### Given exercise
The records below must be transcribed exactly. Do not include the pictures.

### Records for the task
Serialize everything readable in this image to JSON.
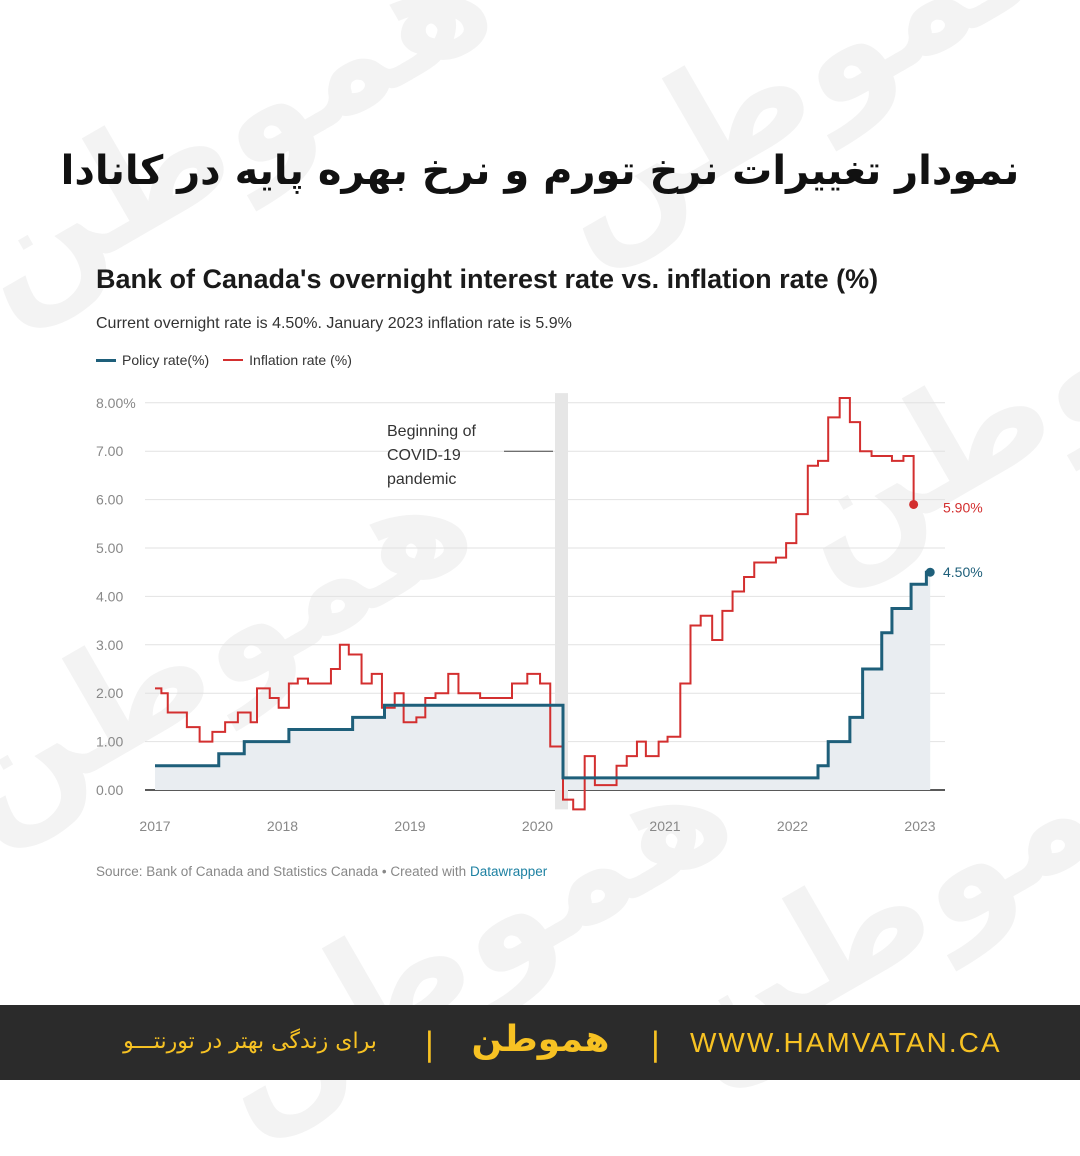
{
  "fa_title": "نمودار تغییرات نرخ تورم و نرخ بهره پایه در کانادا",
  "chart_data": {
    "type": "line",
    "title": "Bank of Canada's overnight interest rate vs. inflation rate (%)",
    "subtitle": "Current overnight rate is 4.50%. January 2023 inflation rate is 5.9%",
    "ylim": [
      -0.4,
      8.2
    ],
    "y_ticks": [
      "8.00%",
      "7.00",
      "6.00",
      "5.00",
      "4.00",
      "3.00",
      "2.00",
      "1.00",
      "0.00"
    ],
    "y_tick_values": [
      8,
      7,
      6,
      5,
      4,
      3,
      2,
      1,
      0
    ],
    "x_ticks": [
      "2017",
      "2018",
      "2019",
      "2020",
      "2021",
      "2022",
      "2023"
    ],
    "x_tick_values": [
      2017,
      2018,
      2019,
      2020,
      2021,
      2022,
      2023
    ],
    "annotation": {
      "text": [
        "Beginning of",
        "COVID-19",
        "pandemic"
      ],
      "x": 2020.2
    },
    "series": [
      {
        "name": "Policy rate(%)",
        "color": "#1e5f7a",
        "end_label": "4.50%",
        "step": true,
        "points": [
          [
            2017.0,
            0.5
          ],
          [
            2017.5,
            0.75
          ],
          [
            2017.7,
            1.0
          ],
          [
            2018.05,
            1.25
          ],
          [
            2018.55,
            1.5
          ],
          [
            2018.8,
            1.75
          ],
          [
            2020.2,
            0.25
          ],
          [
            2022.2,
            0.5
          ],
          [
            2022.28,
            1.0
          ],
          [
            2022.45,
            1.5
          ],
          [
            2022.55,
            2.5
          ],
          [
            2022.7,
            3.25
          ],
          [
            2022.78,
            3.75
          ],
          [
            2022.93,
            4.25
          ],
          [
            2023.05,
            4.5
          ]
        ],
        "end": 2023.08
      },
      {
        "name": "Inflation rate (%)",
        "color": "#d32f2f",
        "end_label": "5.90%",
        "step": true,
        "points": [
          [
            2017.0,
            2.1
          ],
          [
            2017.05,
            2.0
          ],
          [
            2017.1,
            1.6
          ],
          [
            2017.25,
            1.3
          ],
          [
            2017.35,
            1.0
          ],
          [
            2017.45,
            1.2
          ],
          [
            2017.55,
            1.4
          ],
          [
            2017.65,
            1.6
          ],
          [
            2017.75,
            1.4
          ],
          [
            2017.8,
            2.1
          ],
          [
            2017.9,
            1.9
          ],
          [
            2017.97,
            1.7
          ],
          [
            2018.05,
            2.2
          ],
          [
            2018.12,
            2.3
          ],
          [
            2018.2,
            2.2
          ],
          [
            2018.38,
            2.5
          ],
          [
            2018.45,
            3.0
          ],
          [
            2018.52,
            2.8
          ],
          [
            2018.62,
            2.2
          ],
          [
            2018.7,
            2.4
          ],
          [
            2018.78,
            1.7
          ],
          [
            2018.88,
            2.0
          ],
          [
            2018.95,
            1.4
          ],
          [
            2019.05,
            1.5
          ],
          [
            2019.12,
            1.9
          ],
          [
            2019.2,
            2.0
          ],
          [
            2019.3,
            2.4
          ],
          [
            2019.38,
            2.0
          ],
          [
            2019.55,
            1.9
          ],
          [
            2019.8,
            2.2
          ],
          [
            2019.92,
            2.4
          ],
          [
            2020.02,
            2.2
          ],
          [
            2020.1,
            0.9
          ],
          [
            2020.2,
            -0.2
          ],
          [
            2020.28,
            -0.4
          ],
          [
            2020.37,
            0.7
          ],
          [
            2020.45,
            0.1
          ],
          [
            2020.62,
            0.5
          ],
          [
            2020.7,
            0.7
          ],
          [
            2020.78,
            1.0
          ],
          [
            2020.85,
            0.7
          ],
          [
            2020.95,
            1.0
          ],
          [
            2021.02,
            1.1
          ],
          [
            2021.12,
            2.2
          ],
          [
            2021.2,
            3.4
          ],
          [
            2021.28,
            3.6
          ],
          [
            2021.37,
            3.1
          ],
          [
            2021.45,
            3.7
          ],
          [
            2021.53,
            4.1
          ],
          [
            2021.62,
            4.4
          ],
          [
            2021.7,
            4.7
          ],
          [
            2021.87,
            4.8
          ],
          [
            2021.95,
            5.1
          ],
          [
            2022.03,
            5.7
          ],
          [
            2022.12,
            6.7
          ],
          [
            2022.2,
            6.8
          ],
          [
            2022.28,
            7.7
          ],
          [
            2022.37,
            8.1
          ],
          [
            2022.45,
            7.6
          ],
          [
            2022.53,
            7.0
          ],
          [
            2022.62,
            6.9
          ],
          [
            2022.78,
            6.8
          ],
          [
            2022.87,
            6.9
          ],
          [
            2022.95,
            5.9
          ]
        ],
        "end": 2022.95
      }
    ]
  },
  "source": {
    "text": "Source: Bank of Canada and Statistics Canada • Created with ",
    "link": "Datawrapper"
  },
  "footer": {
    "website": "WWW.HAMVATAN.CA",
    "brand": "هموطن",
    "slogan": "برای زندگی بهتر در تورنتـــو",
    "separator": "|"
  },
  "colors": {
    "policy": "#1e5f7a",
    "inflation": "#d32f2f",
    "footer_bg": "#2b2b2b",
    "footer_accent": "#f7c223",
    "area_fill": "#e9edf1"
  }
}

### Solution to this exercise
Serialize everything readable in this image to JSON.
{
  "fa_title": "نمودار تغییرات نرخ تورم و نرخ بهره پایه در کانادا",
  "chart_data": {
    "type": "line",
    "title": "Bank of Canada's overnight interest rate vs. inflation rate (%)",
    "subtitle": "Current overnight rate is 4.50%. January 2023 inflation rate is 5.9%",
    "ylim": [
      -0.4,
      8.2
    ],
    "y_ticks": [
      "8.00%",
      "7.00",
      "6.00",
      "5.00",
      "4.00",
      "3.00",
      "2.00",
      "1.00",
      "0.00"
    ],
    "y_tick_values": [
      8,
      7,
      6,
      5,
      4,
      3,
      2,
      1,
      0
    ],
    "x_ticks": [
      "2017",
      "2018",
      "2019",
      "2020",
      "2021",
      "2022",
      "2023"
    ],
    "x_tick_values": [
      2017,
      2018,
      2019,
      2020,
      2021,
      2022,
      2023
    ],
    "annotation": {
      "text": [
        "Beginning of",
        "COVID-19",
        "pandemic"
      ],
      "x": 2020.2
    },
    "series": [
      {
        "name": "Policy rate(%)",
        "color": "#1e5f7a",
        "end_label": "4.50%",
        "step": true,
        "points": [
          [
            2017.0,
            0.5
          ],
          [
            2017.5,
            0.75
          ],
          [
            2017.7,
            1.0
          ],
          [
            2018.05,
            1.25
          ],
          [
            2018.55,
            1.5
          ],
          [
            2018.8,
            1.75
          ],
          [
            2020.2,
            0.25
          ],
          [
            2022.2,
            0.5
          ],
          [
            2022.28,
            1.0
          ],
          [
            2022.45,
            1.5
          ],
          [
            2022.55,
            2.5
          ],
          [
            2022.7,
            3.25
          ],
          [
            2022.78,
            3.75
          ],
          [
            2022.93,
            4.25
          ],
          [
            2023.05,
            4.5
          ]
        ],
        "end": 2023.08
      },
      {
        "name": "Inflation rate (%)",
        "color": "#d32f2f",
        "end_label": "5.90%",
        "step": true,
        "points": [
          [
            2017.0,
            2.1
          ],
          [
            2017.05,
            2.0
          ],
          [
            2017.1,
            1.6
          ],
          [
            2017.25,
            1.3
          ],
          [
            2017.35,
            1.0
          ],
          [
            2017.45,
            1.2
          ],
          [
            2017.55,
            1.4
          ],
          [
            2017.65,
            1.6
          ],
          [
            2017.75,
            1.4
          ],
          [
            2017.8,
            2.1
          ],
          [
            2017.9,
            1.9
          ],
          [
            2017.97,
            1.7
          ],
          [
            2018.05,
            2.2
          ],
          [
            2018.12,
            2.3
          ],
          [
            2018.2,
            2.2
          ],
          [
            2018.38,
            2.5
          ],
          [
            2018.45,
            3.0
          ],
          [
            2018.52,
            2.8
          ],
          [
            2018.62,
            2.2
          ],
          [
            2018.7,
            2.4
          ],
          [
            2018.78,
            1.7
          ],
          [
            2018.88,
            2.0
          ],
          [
            2018.95,
            1.4
          ],
          [
            2019.05,
            1.5
          ],
          [
            2019.12,
            1.9
          ],
          [
            2019.2,
            2.0
          ],
          [
            2019.3,
            2.4
          ],
          [
            2019.38,
            2.0
          ],
          [
            2019.55,
            1.9
          ],
          [
            2019.8,
            2.2
          ],
          [
            2019.92,
            2.4
          ],
          [
            2020.02,
            2.2
          ],
          [
            2020.1,
            0.9
          ],
          [
            2020.2,
            -0.2
          ],
          [
            2020.28,
            -0.4
          ],
          [
            2020.37,
            0.7
          ],
          [
            2020.45,
            0.1
          ],
          [
            2020.62,
            0.5
          ],
          [
            2020.7,
            0.7
          ],
          [
            2020.78,
            1.0
          ],
          [
            2020.85,
            0.7
          ],
          [
            2020.95,
            1.0
          ],
          [
            2021.02,
            1.1
          ],
          [
            2021.12,
            2.2
          ],
          [
            2021.2,
            3.4
          ],
          [
            2021.28,
            3.6
          ],
          [
            2021.37,
            3.1
          ],
          [
            2021.45,
            3.7
          ],
          [
            2021.53,
            4.1
          ],
          [
            2021.62,
            4.4
          ],
          [
            2021.7,
            4.7
          ],
          [
            2021.87,
            4.8
          ],
          [
            2021.95,
            5.1
          ],
          [
            2022.03,
            5.7
          ],
          [
            2022.12,
            6.7
          ],
          [
            2022.2,
            6.8
          ],
          [
            2022.28,
            7.7
          ],
          [
            2022.37,
            8.1
          ],
          [
            2022.45,
            7.6
          ],
          [
            2022.53,
            7.0
          ],
          [
            2022.62,
            6.9
          ],
          [
            2022.78,
            6.8
          ],
          [
            2022.87,
            6.9
          ],
          [
            2022.95,
            5.9
          ]
        ],
        "end": 2022.95
      }
    ]
  },
  "source": {
    "text": "Source: Bank of Canada and Statistics Canada • Created with ",
    "link": "Datawrapper"
  },
  "footer": {
    "website": "WWW.HAMVATAN.CA",
    "brand": "هموطن",
    "slogan": "برای زندگی بهتر در تورنتـــو",
    "separator": "|"
  },
  "colors": {
    "policy": "#1e5f7a",
    "inflation": "#d32f2f",
    "footer_bg": "#2b2b2b",
    "footer_accent": "#f7c223",
    "area_fill": "#e9edf1"
  }
}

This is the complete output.